╭─ Information shown
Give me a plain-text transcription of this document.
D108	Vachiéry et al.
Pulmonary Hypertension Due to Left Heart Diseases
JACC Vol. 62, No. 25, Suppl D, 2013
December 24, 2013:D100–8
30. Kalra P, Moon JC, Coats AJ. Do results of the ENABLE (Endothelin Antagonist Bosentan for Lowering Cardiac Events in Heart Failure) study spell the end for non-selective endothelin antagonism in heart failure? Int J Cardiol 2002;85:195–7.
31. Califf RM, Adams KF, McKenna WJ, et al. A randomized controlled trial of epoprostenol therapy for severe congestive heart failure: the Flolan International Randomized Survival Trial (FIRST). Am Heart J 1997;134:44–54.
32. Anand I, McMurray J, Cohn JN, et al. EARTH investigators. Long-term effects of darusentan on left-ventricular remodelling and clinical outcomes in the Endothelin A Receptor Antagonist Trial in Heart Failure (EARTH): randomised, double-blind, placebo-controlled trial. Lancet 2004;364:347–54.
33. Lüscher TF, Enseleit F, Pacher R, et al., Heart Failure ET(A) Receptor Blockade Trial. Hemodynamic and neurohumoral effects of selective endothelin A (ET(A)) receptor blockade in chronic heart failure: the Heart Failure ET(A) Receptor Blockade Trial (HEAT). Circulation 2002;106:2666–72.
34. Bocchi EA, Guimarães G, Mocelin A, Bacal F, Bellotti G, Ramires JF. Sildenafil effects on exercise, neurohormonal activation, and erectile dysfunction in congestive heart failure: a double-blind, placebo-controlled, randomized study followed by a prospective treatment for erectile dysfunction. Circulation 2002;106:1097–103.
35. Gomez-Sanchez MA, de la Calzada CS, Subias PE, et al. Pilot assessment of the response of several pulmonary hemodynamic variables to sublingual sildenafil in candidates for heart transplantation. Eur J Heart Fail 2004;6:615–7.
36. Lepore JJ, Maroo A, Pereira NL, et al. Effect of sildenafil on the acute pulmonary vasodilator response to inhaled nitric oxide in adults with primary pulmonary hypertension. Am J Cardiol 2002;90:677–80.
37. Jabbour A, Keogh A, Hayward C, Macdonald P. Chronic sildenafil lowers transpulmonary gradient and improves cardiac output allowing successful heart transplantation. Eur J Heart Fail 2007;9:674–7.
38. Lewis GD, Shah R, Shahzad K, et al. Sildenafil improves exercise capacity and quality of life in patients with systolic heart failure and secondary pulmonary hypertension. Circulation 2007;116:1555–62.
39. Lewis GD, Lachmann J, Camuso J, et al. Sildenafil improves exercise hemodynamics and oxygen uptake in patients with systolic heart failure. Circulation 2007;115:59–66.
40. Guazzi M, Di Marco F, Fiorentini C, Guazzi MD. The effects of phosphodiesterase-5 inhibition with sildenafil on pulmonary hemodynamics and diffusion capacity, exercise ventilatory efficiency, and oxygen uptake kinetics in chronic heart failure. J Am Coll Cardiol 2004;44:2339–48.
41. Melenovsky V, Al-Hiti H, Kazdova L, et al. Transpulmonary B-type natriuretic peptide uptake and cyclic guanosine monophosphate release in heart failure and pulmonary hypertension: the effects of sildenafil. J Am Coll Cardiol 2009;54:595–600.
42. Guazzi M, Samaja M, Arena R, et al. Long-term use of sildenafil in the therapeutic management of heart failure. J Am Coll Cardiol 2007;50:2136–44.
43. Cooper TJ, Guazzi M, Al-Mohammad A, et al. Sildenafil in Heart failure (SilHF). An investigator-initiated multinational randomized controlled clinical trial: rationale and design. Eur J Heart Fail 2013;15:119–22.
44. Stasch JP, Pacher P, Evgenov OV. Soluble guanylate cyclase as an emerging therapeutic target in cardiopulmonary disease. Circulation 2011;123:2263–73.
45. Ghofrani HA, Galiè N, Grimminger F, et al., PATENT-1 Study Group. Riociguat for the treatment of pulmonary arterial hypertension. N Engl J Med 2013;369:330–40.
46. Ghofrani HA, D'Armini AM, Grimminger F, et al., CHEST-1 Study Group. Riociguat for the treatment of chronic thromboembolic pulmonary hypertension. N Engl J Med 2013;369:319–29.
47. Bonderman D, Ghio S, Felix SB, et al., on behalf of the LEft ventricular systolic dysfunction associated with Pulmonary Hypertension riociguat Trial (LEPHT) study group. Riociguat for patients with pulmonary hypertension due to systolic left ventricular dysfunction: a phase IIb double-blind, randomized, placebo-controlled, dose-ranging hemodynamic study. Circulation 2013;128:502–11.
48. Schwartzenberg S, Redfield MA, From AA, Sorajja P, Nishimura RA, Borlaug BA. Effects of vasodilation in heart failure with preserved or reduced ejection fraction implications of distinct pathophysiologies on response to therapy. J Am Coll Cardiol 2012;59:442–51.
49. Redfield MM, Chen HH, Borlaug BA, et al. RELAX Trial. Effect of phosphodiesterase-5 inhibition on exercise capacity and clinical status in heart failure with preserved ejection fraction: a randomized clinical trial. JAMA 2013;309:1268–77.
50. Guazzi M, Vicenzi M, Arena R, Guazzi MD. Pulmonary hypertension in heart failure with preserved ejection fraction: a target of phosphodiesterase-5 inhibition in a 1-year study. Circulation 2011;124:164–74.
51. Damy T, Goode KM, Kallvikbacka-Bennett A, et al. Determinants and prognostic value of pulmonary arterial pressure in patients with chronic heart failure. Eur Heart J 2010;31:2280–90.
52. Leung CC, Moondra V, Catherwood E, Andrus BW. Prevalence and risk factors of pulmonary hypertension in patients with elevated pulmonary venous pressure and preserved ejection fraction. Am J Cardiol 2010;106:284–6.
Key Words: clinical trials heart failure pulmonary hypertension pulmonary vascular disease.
╰─
- **Exercise description**
Reproduce the data above exactly, leaving nothing out.

- **Exercise solution**
Give me a plain-text transcription of this document.
D108	Vachiéry et al.
Pulmonary Hypertension Due to Left Heart Diseases
JACC Vol. 62, No. 25, Suppl D, 2013
December 24, 2013:D100–8
30. Kalra P, Moon JC, Coats AJ. Do results of the ENABLE (Endothelin Antagonist Bosentan for Lowering Cardiac Events in Heart Failure) study spell the end for non-selective endothelin antagonism in heart failure? Int J Cardiol 2002;85:195–7.
31. Califf RM, Adams KF, McKenna WJ, et al. A randomized controlled trial of epoprostenol therapy for severe congestive heart failure: the Flolan International Randomized Survival Trial (FIRST). Am Heart J 1997;134:44–54.
32. Anand I, McMurray J, Cohn JN, et al. EARTH investigators. Long-term effects of darusentan on left-ventricular remodelling and clinical outcomes in the Endothelin A Receptor Antagonist Trial in Heart Failure (EARTH): randomised, double-blind, placebo-controlled trial. Lancet 2004;364:347–54.
33. Lüscher TF, Enseleit F, Pacher R, et al., Heart Failure ET(A) Receptor Blockade Trial. Hemodynamic and neurohumoral effects of selective endothelin A (ET(A)) receptor blockade in chronic heart failure: the Heart Failure ET(A) Receptor Blockade Trial (HEAT). Circulation 2002;106:2666–72.
34. Bocchi EA, Guimarães G, Mocelin A, Bacal F, Bellotti G, Ramires JF. Sildenafil effects on exercise, neurohormonal activation, and erectile dysfunction in congestive heart failure: a double-blind, placebo-controlled, randomized study followed by a prospective treatment for erectile dysfunction. Circulation 2002;106:1097–103.
35. Gomez-Sanchez MA, de la Calzada CS, Subias PE, et al. Pilot assessment of the response of several pulmonary hemodynamic variables to sublingual sildenafil in candidates for heart transplantation. Eur J Heart Fail 2004;6:615–7.
36. Lepore JJ, Maroo A, Pereira NL, et al. Effect of sildenafil on the acute pulmonary vasodilator response to inhaled nitric oxide in adults with primary pulmonary hypertension. Am J Cardiol 2002;90:677–80.
37. Jabbour A, Keogh A, Hayward C, Macdonald P. Chronic sildenafil lowers transpulmonary gradient and improves cardiac output allowing successful heart transplantation. Eur J Heart Fail 2007;9:674–7.
38. Lewis GD, Shah R, Shahzad K, et al. Sildenafil improves exercise capacity and quality of life in patients with systolic heart failure and secondary pulmonary hypertension. Circulation 2007;116:1555–62.
39. Lewis GD, Lachmann J, Camuso J, et al. Sildenafil improves exercise hemodynamics and oxygen uptake in patients with systolic heart failure. Circulation 2007;115:59–66.
40. Guazzi M, Di Marco F, Fiorentini C, Guazzi MD. The effects of phosphodiesterase-5 inhibition with sildenafil on pulmonary hemodynamics and diffusion capacity, exercise ventilatory efficiency, and oxygen uptake kinetics in chronic heart failure. J Am Coll Cardiol 2004;44:2339–48.
41. Melenovsky V, Al-Hiti H, Kazdova L, et al. Transpulmonary B-type natriuretic peptide uptake and cyclic guanosine monophosphate release in heart failure and pulmonary hypertension: the effects of sildenafil. J Am Coll Cardiol 2009;54:595–600.
42. Guazzi M, Samaja M, Arena R, et al. Long-term use of sildenafil in the therapeutic management of heart failure. J Am Coll Cardiol 2007;50:2136–44.
43. Cooper TJ, Guazzi M, Al-Mohammad A, et al. Sildenafil in Heart failure (SilHF). An investigator-initiated multinational randomized controlled clinical trial: rationale and design. Eur J Heart Fail 2013;15:119–22.
44. Stasch JP, Pacher P, Evgenov OV. Soluble guanylate cyclase as an emerging therapeutic target in cardiopulmonary disease. Circulation 2011;123:2263–73.
45. Ghofrani HA, Galiè N, Grimminger F, et al., PATENT-1 Study Group. Riociguat for the treatment of pulmonary arterial hypertension. N Engl J Med 2013;369:330–40.
46. Ghofrani HA, D'Armini AM, Grimminger F, et al., CHEST-1 Study Group. Riociguat for the treatment of chronic thromboembolic pulmonary hypertension. N Engl J Med 2013;369:319–29.
47. Bonderman D, Ghio S, Felix SB, et al., on behalf of the LEft ventricular systolic dysfunction associated with Pulmonary Hypertension riociguat Trial (LEPHT) study group. Riociguat for patients with pulmonary hypertension due to systolic left ventricular dysfunction: a phase IIb double-blind, randomized, placebo-controlled, dose-ranging hemodynamic study. Circulation 2013;128:502–11.
48. Schwartzenberg S, Redfield MA, From AA, Sorajja P, Nishimura RA, Borlaug BA. Effects of vasodilation in heart failure with preserved or reduced ejection fraction implications of distinct pathophysiologies on response to therapy. J Am Coll Cardiol 2012;59:442–51.
49. Redfield MM, Chen HH, Borlaug BA, et al. RELAX Trial. Effect of phosphodiesterase-5 inhibition on exercise capacity and clinical status in heart failure with preserved ejection fraction: a randomized clinical trial. JAMA 2013;309:1268–77.
50. Guazzi M, Vicenzi M, Arena R, Guazzi MD. Pulmonary hypertension in heart failure with preserved ejection fraction: a target of phosphodiesterase-5 inhibition in a 1-year study. Circulation 2011;124:164–74.
51. Damy T, Goode KM, Kallvikbacka-Bennett A, et al. Determinants and prognostic value of pulmonary arterial pressure in patients with chronic heart failure. Eur Heart J 2010;31:2280–90.
52. Leung CC, Moondra V, Catherwood E, Andrus BW. Prevalence and risk factors of pulmonary hypertension in patients with elevated pulmonary venous pressure and preserved ejection fraction. Am J Cardiol 2010;106:284–6.
Key Words: clinical trials heart failure pulmonary hypertension pulmonary vascular disease.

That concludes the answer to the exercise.